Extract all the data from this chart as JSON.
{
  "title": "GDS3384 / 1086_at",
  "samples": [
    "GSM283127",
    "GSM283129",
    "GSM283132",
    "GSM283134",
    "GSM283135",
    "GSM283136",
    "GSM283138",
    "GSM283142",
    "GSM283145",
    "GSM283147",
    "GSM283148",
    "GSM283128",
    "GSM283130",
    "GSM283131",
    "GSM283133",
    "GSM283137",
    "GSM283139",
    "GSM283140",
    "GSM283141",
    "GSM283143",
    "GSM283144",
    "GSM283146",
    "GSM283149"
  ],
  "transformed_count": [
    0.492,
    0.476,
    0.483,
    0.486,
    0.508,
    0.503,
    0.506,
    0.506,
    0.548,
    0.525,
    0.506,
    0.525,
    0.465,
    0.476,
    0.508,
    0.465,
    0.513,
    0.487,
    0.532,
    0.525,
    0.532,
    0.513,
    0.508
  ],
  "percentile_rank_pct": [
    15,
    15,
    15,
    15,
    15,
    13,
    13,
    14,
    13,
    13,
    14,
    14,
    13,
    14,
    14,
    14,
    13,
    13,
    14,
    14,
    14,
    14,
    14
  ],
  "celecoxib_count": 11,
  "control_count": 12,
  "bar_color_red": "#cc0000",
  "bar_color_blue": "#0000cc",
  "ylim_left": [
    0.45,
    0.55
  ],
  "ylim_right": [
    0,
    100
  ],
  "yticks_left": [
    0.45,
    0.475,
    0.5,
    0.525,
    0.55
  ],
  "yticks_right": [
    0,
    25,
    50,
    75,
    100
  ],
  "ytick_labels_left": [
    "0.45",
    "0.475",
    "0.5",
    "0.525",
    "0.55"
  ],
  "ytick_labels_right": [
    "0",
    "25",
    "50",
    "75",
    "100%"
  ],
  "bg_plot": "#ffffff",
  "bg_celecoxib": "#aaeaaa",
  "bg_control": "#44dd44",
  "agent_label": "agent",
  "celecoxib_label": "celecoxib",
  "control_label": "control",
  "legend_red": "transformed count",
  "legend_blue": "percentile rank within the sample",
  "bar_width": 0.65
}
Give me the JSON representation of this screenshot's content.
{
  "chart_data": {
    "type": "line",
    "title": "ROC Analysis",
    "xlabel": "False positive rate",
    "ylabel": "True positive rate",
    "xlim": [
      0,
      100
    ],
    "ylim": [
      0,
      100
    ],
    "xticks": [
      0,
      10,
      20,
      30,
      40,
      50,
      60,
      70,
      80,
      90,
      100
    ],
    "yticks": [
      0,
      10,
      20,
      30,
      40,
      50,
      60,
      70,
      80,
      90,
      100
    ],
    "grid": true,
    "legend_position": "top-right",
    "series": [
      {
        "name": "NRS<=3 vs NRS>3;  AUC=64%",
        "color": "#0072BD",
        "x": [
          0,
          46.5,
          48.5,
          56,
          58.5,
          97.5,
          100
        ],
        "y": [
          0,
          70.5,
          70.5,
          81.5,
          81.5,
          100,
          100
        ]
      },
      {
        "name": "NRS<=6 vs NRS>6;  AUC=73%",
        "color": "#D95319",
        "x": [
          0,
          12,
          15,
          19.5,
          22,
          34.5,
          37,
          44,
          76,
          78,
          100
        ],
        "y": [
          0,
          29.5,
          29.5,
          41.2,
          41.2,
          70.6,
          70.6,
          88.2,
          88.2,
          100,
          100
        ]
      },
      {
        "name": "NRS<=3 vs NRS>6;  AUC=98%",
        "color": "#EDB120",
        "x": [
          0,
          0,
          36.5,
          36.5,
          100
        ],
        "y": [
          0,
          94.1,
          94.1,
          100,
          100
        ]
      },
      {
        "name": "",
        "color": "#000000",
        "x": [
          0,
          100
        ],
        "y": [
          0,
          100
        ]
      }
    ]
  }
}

----------------

:: WORK INSTRUCTIONS ::
Reproduce the data shown above exactly.

:: EXERCISE OUTPUT ::
Extract all the data from this chart as JSON.
{
  "title": "GDS3384 / 1086_at",
  "samples": [
    "GSM283127",
    "GSM283129",
    "GSM283132",
    "GSM283134",
    "GSM283135",
    "GSM283136",
    "GSM283138",
    "GSM283142",
    "GSM283145",
    "GSM283147",
    "GSM283148",
    "GSM283128",
    "GSM283130",
    "GSM283131",
    "GSM283133",
    "GSM283137",
    "GSM283139",
    "GSM283140",
    "GSM283141",
    "GSM283143",
    "GSM283144",
    "GSM283146",
    "GSM283149"
  ],
  "transformed_count": [
    0.492,
    0.476,
    0.483,
    0.486,
    0.508,
    0.503,
    0.506,
    0.506,
    0.548,
    0.525,
    0.506,
    0.525,
    0.465,
    0.476,
    0.508,
    0.465,
    0.513,
    0.487,
    0.532,
    0.525,
    0.532,
    0.513,
    0.508
  ],
  "percentile_rank_pct": [
    15,
    15,
    15,
    15,
    15,
    13,
    13,
    14,
    13,
    13,
    14,
    14,
    13,
    14,
    14,
    14,
    13,
    13,
    14,
    14,
    14,
    14,
    14
  ],
  "celecoxib_count": 11,
  "control_count": 12,
  "bar_color_red": "#cc0000",
  "bar_color_blue": "#0000cc",
  "ylim_left": [
    0.45,
    0.55
  ],
  "ylim_right": [
    0,
    100
  ],
  "yticks_left": [
    0.45,
    0.475,
    0.5,
    0.525,
    0.55
  ],
  "yticks_right": [
    0,
    25,
    50,
    75,
    100
  ],
  "ytick_labels_left": [
    "0.45",
    "0.475",
    "0.5",
    "0.525",
    "0.55"
  ],
  "ytick_labels_right": [
    "0",
    "25",
    "50",
    "75",
    "100%"
  ],
  "bg_plot": "#ffffff",
  "bg_celecoxib": "#aaeaaa",
  "bg_control": "#44dd44",
  "agent_label": "agent",
  "celecoxib_label": "celecoxib",
  "control_label": "control",
  "legend_red": "transformed count",
  "legend_blue": "percentile rank within the sample",
  "bar_width": 0.65
}
Give me the JSON representation of this screenshot's content.
{
  "chart_data": {
    "type": "line",
    "title": "ROC Analysis",
    "xlabel": "False positive rate",
    "ylabel": "True positive rate",
    "xlim": [
      0,
      100
    ],
    "ylim": [
      0,
      100
    ],
    "xticks": [
      0,
      10,
      20,
      30,
      40,
      50,
      60,
      70,
      80,
      90,
      100
    ],
    "yticks": [
      0,
      10,
      20,
      30,
      40,
      50,
      60,
      70,
      80,
      90,
      100
    ],
    "grid": true,
    "legend_position": "top-right",
    "series": [
      {
        "name": "NRS<=3 vs NRS>3;  AUC=64%",
        "color": "#0072BD",
        "x": [
          0,
          46.5,
          48.5,
          56,
          58.5,
          97.5,
          100
        ],
        "y": [
          0,
          70.5,
          70.5,
          81.5,
          81.5,
          100,
          100
        ]
      },
      {
        "name": "NRS<=6 vs NRS>6;  AUC=73%",
        "color": "#D95319",
        "x": [
          0,
          12,
          15,
          19.5,
          22,
          34.5,
          37,
          44,
          76,
          78,
          100
        ],
        "y": [
          0,
          29.5,
          29.5,
          41.2,
          41.2,
          70.6,
          70.6,
          88.2,
          88.2,
          100,
          100
        ]
      },
      {
        "name": "NRS<=3 vs NRS>6;  AUC=98%",
        "color": "#EDB120",
        "x": [
          0,
          0,
          36.5,
          36.5,
          100
        ],
        "y": [
          0,
          94.1,
          94.1,
          100,
          100
        ]
      },
      {
        "name": "",
        "color": "#000000",
        "x": [
          0,
          100
        ],
        "y": [
          0,
          100
        ]
      }
    ]
  }
}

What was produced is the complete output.